(Recorded data)
◇ ◇ ◇ ◇

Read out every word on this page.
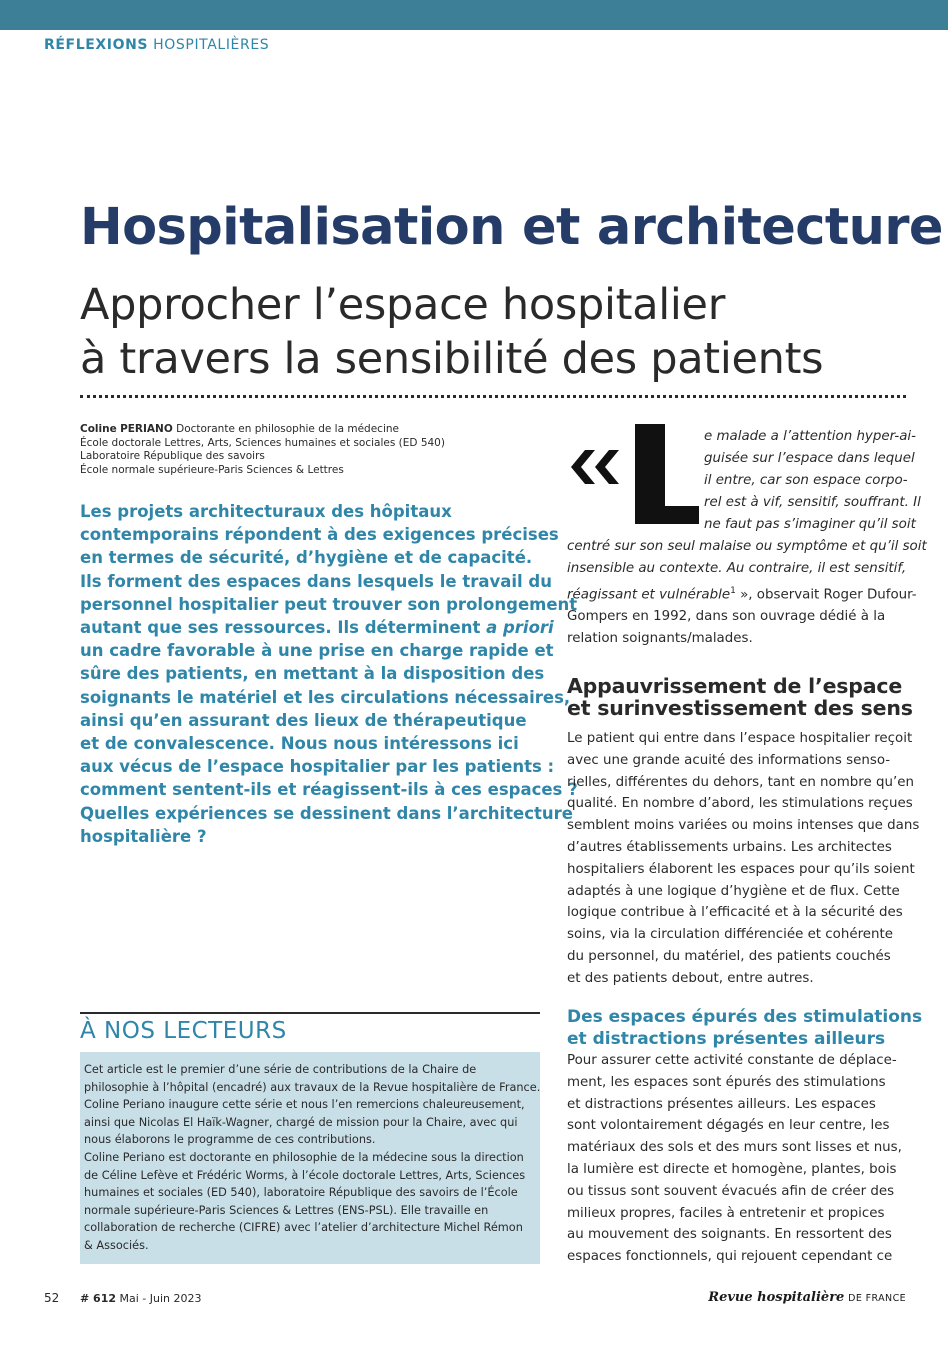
RÉFLEXIONS HOSPITALIÈRES
Hospitalisation et architecture
Approcher l’espace hospitalier
à travers la sensibilité des patients
Coline PERIANO Doctorante en philosophie de la médecine
École doctorale Lettres, Arts, Sciences humaines et sociales (ED 540)
Laboratoire République des savoirs
École normale supérieure-Paris Sciences & Lettres
Les projets architecturaux des hôpitaux
contemporains répondent à des exigences précises
en termes de sécurité, d’hygiène et de capacité.
Ils forment des espaces dans lesquels le travail du
personnel hospitalier peut trouver son prolongement
autant que ses ressources. Ils déterminent a priori
un cadre favorable à une prise en charge rapide et
sûre des patients, en mettant à la disposition des
soignants le matériel et les circulations nécessaires,
ainsi qu’en assurant des lieux de thérapeutique
et de convalescence. Nous nous intéressons ici
aux vécus de l’espace hospitalier par les patients :
comment sentent-ils et réagissent-ils à ces espaces ?
Quelles expériences se dessinent dans l’architecture
hospitalière ?
À NOS LECTEURS
Cet article est le premier d’une série de contributions de la Chaire de
philosophie à l’hôpital (encadré) aux travaux de la Revue hospitalière de France.
Coline Periano inaugure cette série et nous l’en remercions chaleureusement,
ainsi que Nicolas El Haïk-Wagner, chargé de mission pour la Chaire, avec qui
nous élaborons le programme de ces contributions.
Coline Periano est doctorante en philosophie de la médecine sous la direction
de Céline Lefève et Frédéric Worms, à l’école doctorale Lettres, Arts, Sciences
humaines et sociales (ED 540), laboratoire République des savoirs de l’École
normale supérieure-Paris Sciences & Lettres (ENS-PSL). Elle travaille en
collaboration de recherche (CIFRE) avec l’atelier d’architecture Michel Rémon
& Associés.
e malade a l’attention hyper-ai-
guisée sur l’espace dans lequel
il entre, car son espace corpo-
rel est à vif, sensitif, souffrant. Il
ne faut pas s’imaginer qu’il soit
centré sur son seul malaise ou symptôme et qu’il soit
insensible au contexte. Au contraire, il est sensitif,
réagissant et vulnérable$^1$ », observait Roger Dufour-
Gompers en 1992, dans son ouvrage dédié à la
relation soignants/malades.
Appauvrissement de l’espace
et surinvestissement des sens
Le patient qui entre dans l’espace hospitalier reçoit
avec une grande acuité des informations senso-
rielles, différentes du dehors, tant en nombre qu’en
qualité. En nombre d’abord, les stimulations reçues
semblent moins variées ou moins intenses que dans
d’autres établissements urbains. Les architectes
hospitaliers élaborent les espaces pour qu’ils soient
adaptés à une logique d’hygiène et de flux. Cette
logique contribue à l’efficacité et à la sécurité des
soins, via la circulation différenciée et cohérente
du personnel, du matériel, des patients couchés
et des patients debout, entre autres.
Des espaces épurés des stimulations
et distractions présentes ailleurs
Pour assurer cette activité constante de déplace-
ment, les espaces sont épurés des stimulations
et distractions présentes ailleurs. Les espaces
sont volontairement dégagés en leur centre, les
matériaux des sols et des murs sont lisses et nus,
la lumière est directe et homogène, plantes, bois
ou tissus sont souvent évacués afin de créer des
milieux propres, faciles à entretenir et propices
au mouvement des soignants. En ressortent des
espaces fonctionnels, qui rejouent cependant ce
52 # 612 Mai - Juin 2023	Revue hospitalière DE FRANCE
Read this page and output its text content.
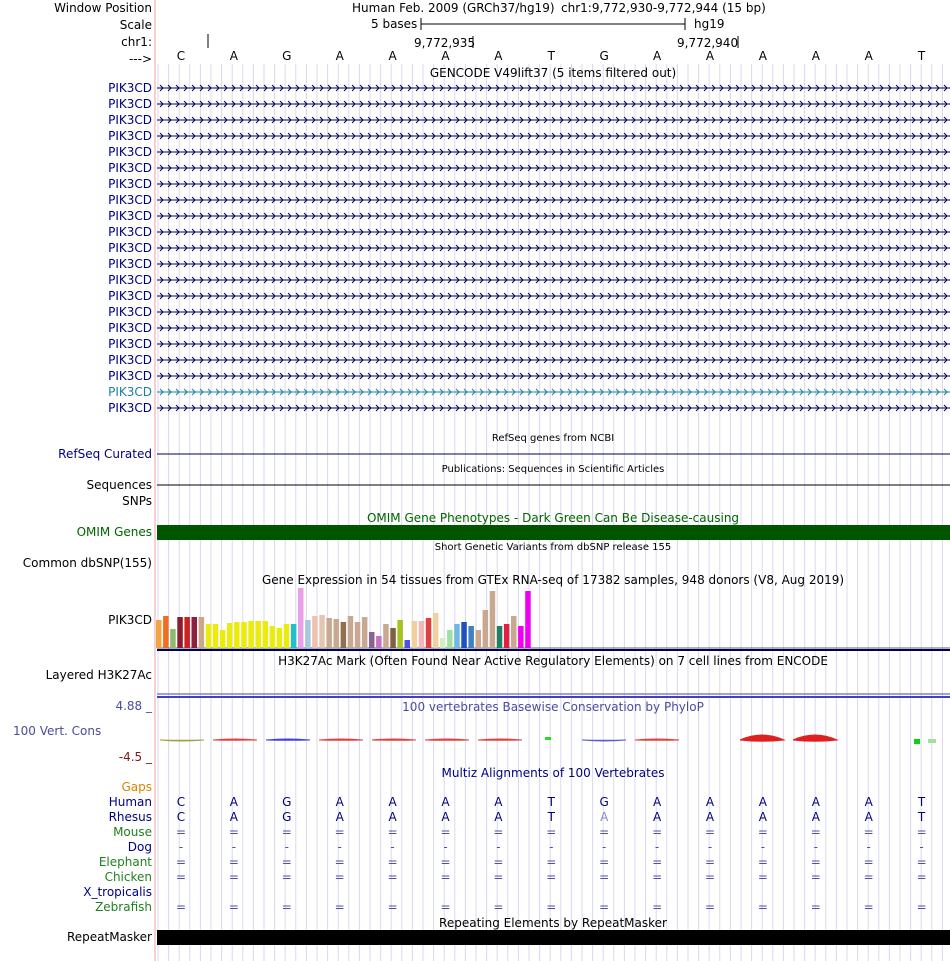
Window Position
Scale
chr1:
--->
Human Feb. 2009 (GRCh37/hg19) chr1:9,772,930-9,772,944 (15 bp)
5 bases	hg19
9,772,935	9,772,940
C	A	G	A	A	A	A	T	G	A	A	A	A	A	T
GENCODE V49lift37 (5 items filtered out)
PIK3CD
PIK3CD
PIK3CD
PIK3CD
PIK3CD
PIK3CD
PIK3CD
PIK3CD
PIK3CD
PIK3CD
PIK3CD
PIK3CD
PIK3CD
PIK3CD
PIK3CD
PIK3CD
PIK3CD
PIK3CD
PIK3CD
PIK3CD
PIK3CD
RefSeq genes from NCBI
RefSeq Curated
Publications: Sequences in Scientific Articles
Sequences
SNPs
OMIM Gene Phenotypes - Dark Green Can Be Disease-causing
OMIM Genes
Short Genetic Variants from dbSNP release 155
Common dbSNP(155)
Gene Expression in 54 tissues from GTEx RNA-seq of 17382 samples, 948 donors (V8, Aug 2019)
PIK3CD
H3K27Ac Mark (Often Found Near Active Regulatory Elements) on 7 cell lines from ENCODE
Layered H3K27Ac
100 vertebrates Basewise Conservation by PhyloP
4.88 _
100 Vert. Cons
-4.5 _
Multiz Alignments of 100 Vertebrates
Gaps
Human	C	A	G	A	A	A	A	T	G	A	A	A	A	A	T
Rhesus	C	A	G	A	A	A	A	T	A	A	A	A	A	A	T
Mouse	=	=	=	=	=	=	=	=	=	=	=	=	=	=	=
Dog	-	-	-	-	-	-	-	-	-	-	-	-	-	-	-
Elephant	=	=	=	=	=	=	=	=	=	=	=	=	=	=	=
Chicken	=	=	=	=	=	=	=	=	=	=	=	=	=	=	=
X_tropicalis
Zebrafish	=	=	=	=	=	=	=	=	=	=	=	=	=	=	=
Repeating Elements by RepeatMasker
RepeatMasker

◇ ◇ ◇ ◇

WHAT YOU HAVE TO DO:
Reproduce each record from above exactly; pictures do not belong in the copy.

RESPONSE TO THIS TASK:
Read out every word on this page.
RÉFLEXIONS HOSPITALIÈRES
Hospitalisation et architecture
Approcher l’espace hospitalier
à travers la sensibilité des patients
Coline PERIANO Doctorante en philosophie de la médecine
École doctorale Lettres, Arts, Sciences humaines et sociales (ED 540)
Laboratoire République des savoirs
École normale supérieure-Paris Sciences & Lettres
Les projets architecturaux des hôpitaux
contemporains répondent à des exigences précises
en termes de sécurité, d’hygiène et de capacité.
Ils forment des espaces dans lesquels le travail du
personnel hospitalier peut trouver son prolongement
autant que ses ressources. Ils déterminent a priori
un cadre favorable à une prise en charge rapide et
sûre des patients, en mettant à la disposition des
soignants le matériel et les circulations nécessaires,
ainsi qu’en assurant des lieux de thérapeutique
et de convalescence. Nous nous intéressons ici
aux vécus de l’espace hospitalier par les patients :
comment sentent-ils et réagissent-ils à ces espaces ?
Quelles expériences se dessinent dans l’architecture
hospitalière ?
À NOS LECTEURS
Cet article est le premier d’une série de contributions de la Chaire de
philosophie à l’hôpital (encadré) aux travaux de la Revue hospitalière de France.
Coline Periano inaugure cette série et nous l’en remercions chaleureusement,
ainsi que Nicolas El Haïk-Wagner, chargé de mission pour la Chaire, avec qui
nous élaborons le programme de ces contributions.
Coline Periano est doctorante en philosophie de la médecine sous la direction
de Céline Lefève et Frédéric Worms, à l’école doctorale Lettres, Arts, Sciences
humaines et sociales (ED 540), laboratoire République des savoirs de l’École
normale supérieure-Paris Sciences & Lettres (ENS-PSL). Elle travaille en
collaboration de recherche (CIFRE) avec l’atelier d’architecture Michel Rémon
& Associés.
e malade a l’attention hyper-ai-
guisée sur l’espace dans lequel
il entre, car son espace corpo-
rel est à vif, sensitif, souffrant. Il
ne faut pas s’imaginer qu’il soit
centré sur son seul malaise ou symptôme et qu’il soit
insensible au contexte. Au contraire, il est sensitif,
réagissant et vulnérable$^1$ », observait Roger Dufour-
Gompers en 1992, dans son ouvrage dédié à la
relation soignants/malades.
Appauvrissement de l’espace
et surinvestissement des sens
Le patient qui entre dans l’espace hospitalier reçoit
avec une grande acuité des informations senso-
rielles, différentes du dehors, tant en nombre qu’en
qualité. En nombre d’abord, les stimulations reçues
semblent moins variées ou moins intenses que dans
d’autres établissements urbains. Les architectes
hospitaliers élaborent les espaces pour qu’ils soient
adaptés à une logique d’hygiène et de flux. Cette
logique contribue à l’efficacité et à la sécurité des
soins, via la circulation différenciée et cohérente
du personnel, du matériel, des patients couchés
et des patients debout, entre autres.
Des espaces épurés des stimulations
et distractions présentes ailleurs
Pour assurer cette activité constante de déplace-
ment, les espaces sont épurés des stimulations
et distractions présentes ailleurs. Les espaces
sont volontairement dégagés en leur centre, les
matériaux des sols et des murs sont lisses et nus,
la lumière est directe et homogène, plantes, bois
ou tissus sont souvent évacués afin de créer des
milieux propres, faciles à entretenir et propices
au mouvement des soignants. En ressortent des
espaces fonctionnels, qui rejouent cependant ce
52 # 612 Mai - Juin 2023	Revue hospitalière DE FRANCE
Read this page and output its text content.
Window Position
Scale
chr1:
--->
Human Feb. 2009 (GRCh37/hg19) chr1:9,772,930-9,772,944 (15 bp)
5 bases	hg19
9,772,935	9,772,940
C	A	G	A	A	A	A	T	G	A	A	A	A	A	T
GENCODE V49lift37 (5 items filtered out)
PIK3CD
PIK3CD
PIK3CD
PIK3CD
PIK3CD
PIK3CD
PIK3CD
PIK3CD
PIK3CD
PIK3CD
PIK3CD
PIK3CD
PIK3CD
PIK3CD
PIK3CD
PIK3CD
PIK3CD
PIK3CD
PIK3CD
PIK3CD
PIK3CD
RefSeq genes from NCBI
RefSeq Curated
Publications: Sequences in Scientific Articles
Sequences
SNPs
OMIM Gene Phenotypes - Dark Green Can Be Disease-causing
OMIM Genes
Short Genetic Variants from dbSNP release 155
Common dbSNP(155)
Gene Expression in 54 tissues from GTEx RNA-seq of 17382 samples, 948 donors (V8, Aug 2019)
PIK3CD
H3K27Ac Mark (Often Found Near Active Regulatory Elements) on 7 cell lines from ENCODE
Layered H3K27Ac
100 vertebrates Basewise Conservation by PhyloP
4.88 _
100 Vert. Cons
-4.5 _
Multiz Alignments of 100 Vertebrates
Gaps
Human	C	A	G	A	A	A	A	T	G	A	A	A	A	A	T
Rhesus	C	A	G	A	A	A	A	T	A	A	A	A	A	A	T
Mouse	=	=	=	=	=	=	=	=	=	=	=	=	=	=	=
Dog	-	-	-	-	-	-	-	-	-	-	-	-	-	-	-
Elephant	=	=	=	=	=	=	=	=	=	=	=	=	=	=	=
Chicken	=	=	=	=	=	=	=	=	=	=	=	=	=	=	=
X_tropicalis
Zebrafish	=	=	=	=	=	=	=	=	=	=	=	=	=	=	=
Repeating Elements by RepeatMasker
RepeatMasker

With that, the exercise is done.